DATA ENTRIES
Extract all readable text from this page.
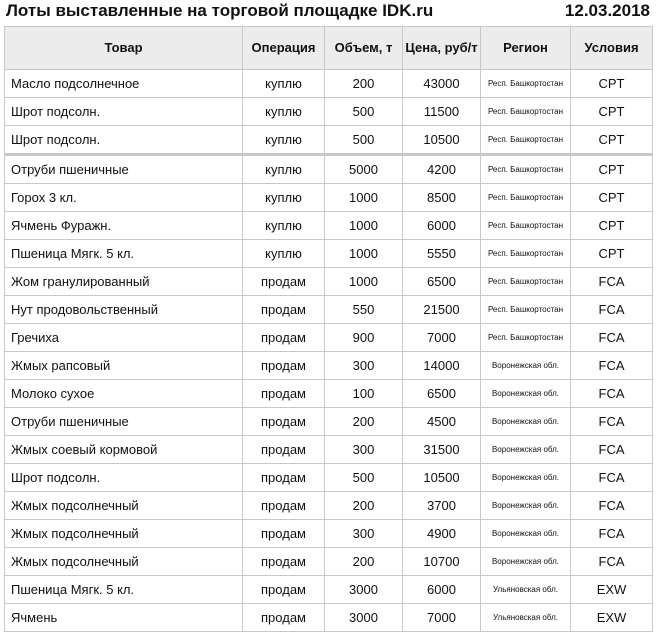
Лоты выставленные на торговой площадке IDK.ru	12.03.2018
Товар	Операция	Объем, т	Цена, руб/т	Регион	Условия
Масло подсолнечное	куплю	200	43000	Респ. Башкортостан	CPT
Шрот подсолн.	куплю	500	11500	Респ. Башкортостан	CPT
Шрот подсолн.	куплю	500	10500	Респ. Башкортостан	CPT
Отруби пшеничные	куплю	5000	4200	Респ. Башкортостан	CPT
Горох 3 кл.	куплю	1000	8500	Респ. Башкортостан	CPT
Ячмень Фуражн.	куплю	1000	6000	Респ. Башкортостан	CPT
Пшеница Мягк. 5 кл.	куплю	1000	5550	Респ. Башкортостан	CPT
Жом гранулированный	продам	1000	6500	Респ. Башкортостан	FCA
Нут продовольственный	продам	550	21500	Респ. Башкортостан	FCA
Гречиха	продам	900	7000	Респ. Башкортостан	FCA
Жмых рапсовый	продам	300	14000	Воронежская обл.	FCA
Молоко сухое	продам	100	6500	Воронежская обл.	FCA
Отруби пшеничные	продам	200	4500	Воронежская обл.	FCA
Жмых соевый кормовой	продам	300	31500	Воронежская обл.	FCA
Шрот подсолн.	продам	500	10500	Воронежская обл.	FCA
Жмых подсолнечный	продам	200	3700	Воронежская обл.	FCA
Жмых подсолнечный	продам	300	4900	Воронежская обл.	FCA
Жмых подсолнечный	продам	200	10700	Воронежская обл.	FCA
Пшеница Мягк. 5 кл.	продам	3000	6000	Ульяновская обл.	EXW
Ячмень	продам	3000	7000	Ульяновская обл.	EXW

AIM OF THE EXERCISE
Give a single number: the count of lines above that include the word "Отруби".

COMPLETED EXERCISE
2